(Extracted records)
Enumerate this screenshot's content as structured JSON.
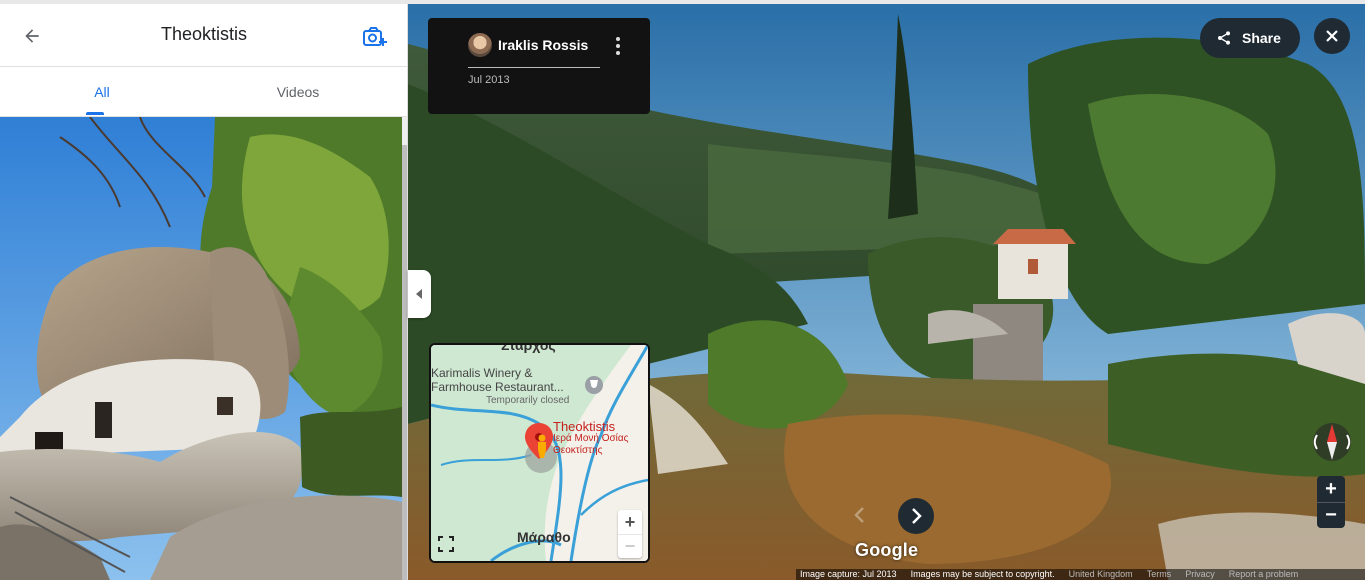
{
  "panel": {
    "title": "Theoktistis",
    "tabs": [
      {
        "label": "All",
        "active": true
      },
      {
        "label": "Videos",
        "active": false
      }
    ],
    "icons": {
      "back": "arrow-back-icon",
      "add_photo": "add-photo-icon"
    }
  },
  "contributor": {
    "name": "Iraklis Rossis",
    "date": "Jul 2013"
  },
  "share": {
    "label": "Share"
  },
  "minimap": {
    "top_label": "Σταρχός",
    "poi_name": "Karimalis Winery & Farmhouse Restaurant...",
    "poi_status": "Temporarily closed",
    "place_name": "Theoktistis",
    "place_subtitle": "Ιερά Μονή Οσίας Θεοκτίστης",
    "town": "Μάραθο",
    "zoom_in": "+",
    "zoom_out": "−"
  },
  "streetview": {
    "zoom_in": "+",
    "zoom_out": "−",
    "logo": "Google"
  },
  "footer": {
    "capture": "Image capture: Jul 2013",
    "copyright": "Images may be subject to copyright.",
    "region": "United Kingdom",
    "terms": "Terms",
    "privacy": "Privacy",
    "report": "Report a problem"
  },
  "colors": {
    "accent": "#1a73e8",
    "place_red": "#c5221f",
    "control_bg": "#1f2a33"
  }
}
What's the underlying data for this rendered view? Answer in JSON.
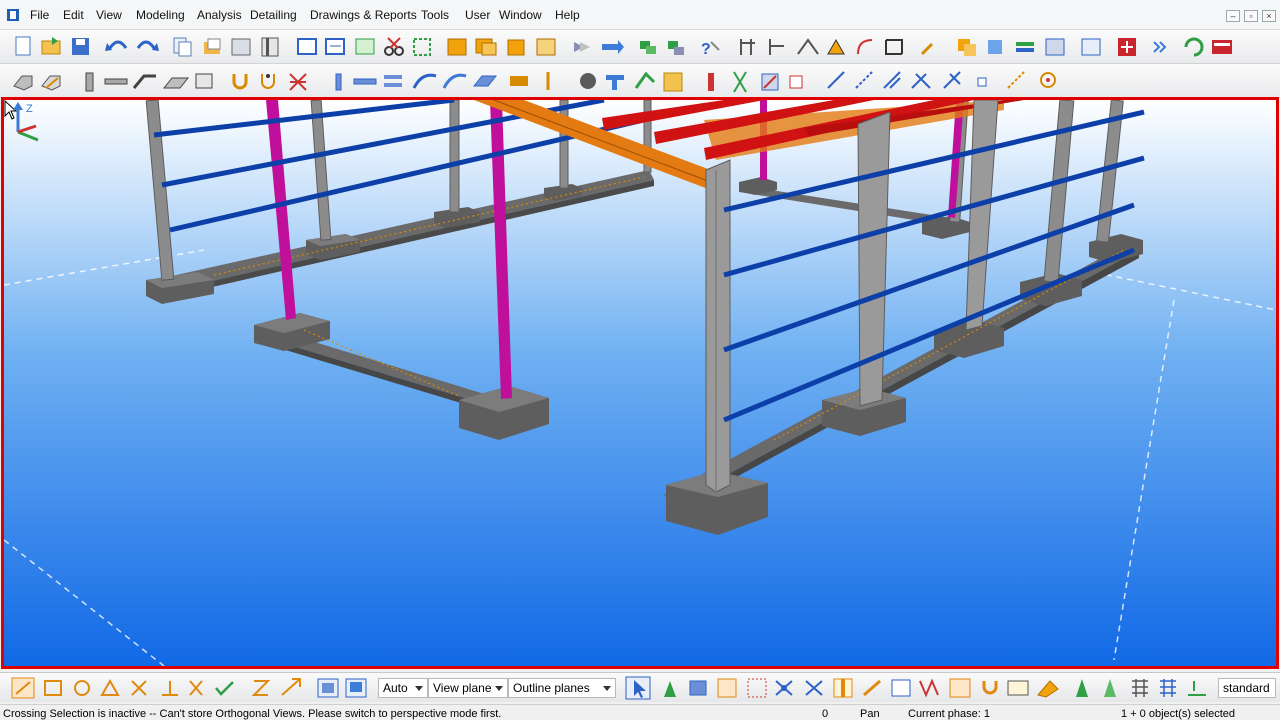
{
  "menu": {
    "items": [
      "File",
      "Edit",
      "View",
      "Modeling",
      "Analysis",
      "Detailing",
      "Drawings & Reports",
      "Tools",
      "User",
      "Window",
      "Help"
    ]
  },
  "window_controls": {
    "minimize": "–",
    "restore": "▫",
    "close": "×"
  },
  "bottombar": {
    "pick_mode": "Auto",
    "plane": "View plane",
    "planes_display": "Outline planes",
    "std_setting": "standard"
  },
  "status": {
    "message": "Crossing Selection is inactive -- Can't store Orthogonal Views. Please switch to perspective mode first.",
    "count": "0",
    "mode": "Pan",
    "phase": "Current phase: 1",
    "selection": "1 + 0 object(s) selected"
  },
  "colors": {
    "viewport_border": "#e00000",
    "sky_top": "#ffffff",
    "sky_bottom": "#1169e6",
    "column": "#8c8c8c",
    "purlin_blue": "#0d3fa8",
    "brace_magenta": "#c0109b",
    "rafter_orange": "#e47a12",
    "beam_red": "#d11212",
    "footing": "#5e5e5e"
  }
}
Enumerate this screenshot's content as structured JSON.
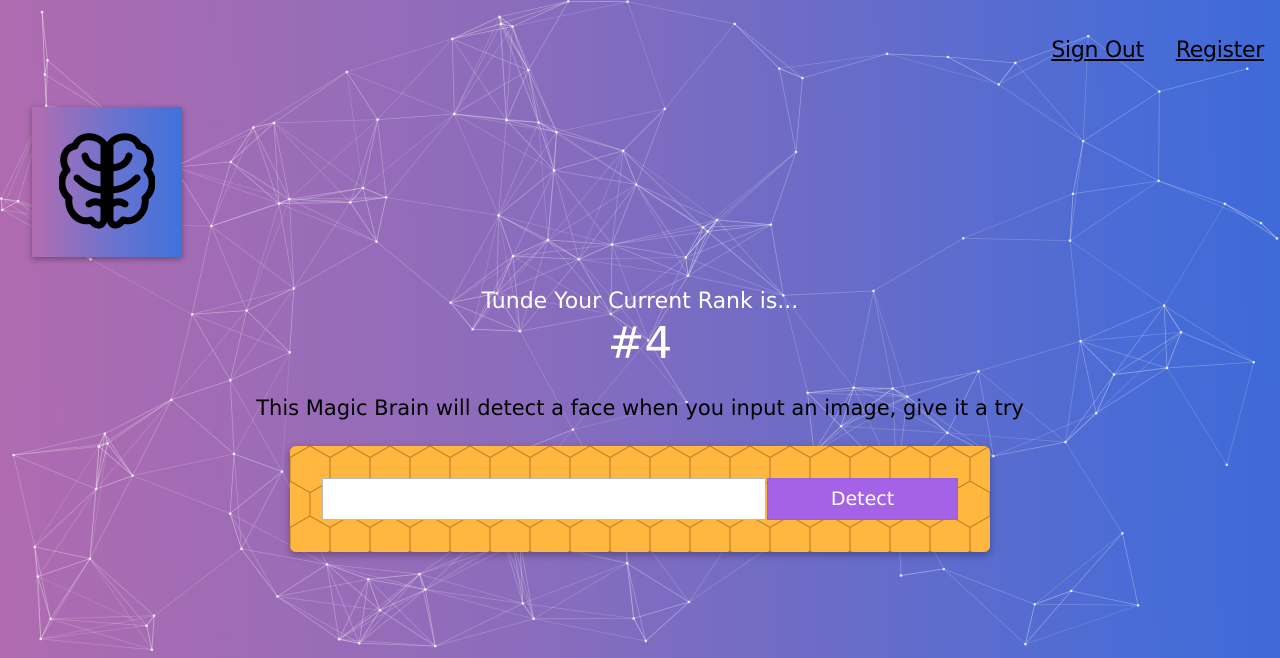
{
  "nav": {
    "sign_out": "Sign Out",
    "register": "Register"
  },
  "logo": {
    "icon": "brain-icon"
  },
  "rank": {
    "label": "Tunde Your Current Rank is...",
    "value": "#4"
  },
  "intro": {
    "text": "This Magic Brain will detect a face when you input an image, give it a try"
  },
  "form": {
    "input_value": "",
    "input_placeholder": "",
    "detect_label": "Detect"
  },
  "colors": {
    "gradient_start": "#b06bb0",
    "gradient_end": "#3e6ad8",
    "card_bg": "#ffb73f",
    "button_bg": "#a463e6"
  }
}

• [Task statement]: Exclude all images and restate the records above word for word.

• [Answer below]:
Enumerate this screenshot's content as structured JSON.
{
  "panel": {
    "title": "Theoktistis",
    "tabs": [
      {
        "label": "All",
        "active": true
      },
      {
        "label": "Videos",
        "active": false
      }
    ],
    "icons": {
      "back": "arrow-back-icon",
      "add_photo": "add-photo-icon"
    }
  },
  "contributor": {
    "name": "Iraklis Rossis",
    "date": "Jul 2013"
  },
  "share": {
    "label": "Share"
  },
  "minimap": {
    "top_label": "Σταρχός",
    "poi_name": "Karimalis Winery & Farmhouse Restaurant...",
    "poi_status": "Temporarily closed",
    "place_name": "Theoktistis",
    "place_subtitle": "Ιερά Μονή Οσίας Θεοκτίστης",
    "town": "Μάραθο",
    "zoom_in": "+",
    "zoom_out": "−"
  },
  "streetview": {
    "zoom_in": "+",
    "zoom_out": "−",
    "logo": "Google"
  },
  "footer": {
    "capture": "Image capture: Jul 2013",
    "copyright": "Images may be subject to copyright.",
    "region": "United Kingdom",
    "terms": "Terms",
    "privacy": "Privacy",
    "report": "Report a problem"
  },
  "colors": {
    "accent": "#1a73e8",
    "place_red": "#c5221f",
    "control_bg": "#1f2a33"
  }
}
What's the underlying data for this rendered view? Answer in JSON.
{
  "menu": {
    "items": [
      "File",
      "Edit",
      "View",
      "Modeling",
      "Analysis",
      "Detailing",
      "Drawings & Reports",
      "Tools",
      "User",
      "Window",
      "Help"
    ]
  },
  "window_controls": {
    "minimize": "–",
    "restore": "▫",
    "close": "×"
  },
  "bottombar": {
    "pick_mode": "Auto",
    "plane": "View plane",
    "planes_display": "Outline planes",
    "std_setting": "standard"
  },
  "status": {
    "message": "Crossing Selection is inactive -- Can't store Orthogonal Views. Please switch to perspective mode first.",
    "count": "0",
    "mode": "Pan",
    "phase": "Current phase: 1",
    "selection": "1 + 0 object(s) selected"
  },
  "colors": {
    "viewport_border": "#e00000",
    "sky_top": "#ffffff",
    "sky_bottom": "#1169e6",
    "column": "#8c8c8c",
    "purlin_blue": "#0d3fa8",
    "brace_magenta": "#c0109b",
    "rafter_orange": "#e47a12",
    "beam_red": "#d11212",
    "footing": "#5e5e5e"
  }
}
Enumerate this screenshot's content as structured JSON.
{
  "nav": {
    "sign_out": "Sign Out",
    "register": "Register"
  },
  "logo": {
    "icon": "brain-icon"
  },
  "rank": {
    "label": "Tunde Your Current Rank is...",
    "value": "#4"
  },
  "intro": {
    "text": "This Magic Brain will detect a face when you input an image, give it a try"
  },
  "form": {
    "input_value": "",
    "input_placeholder": "",
    "detect_label": "Detect"
  },
  "colors": {
    "gradient_start": "#b06bb0",
    "gradient_end": "#3e6ad8",
    "card_bg": "#ffb73f",
    "button_bg": "#a463e6"
  }
}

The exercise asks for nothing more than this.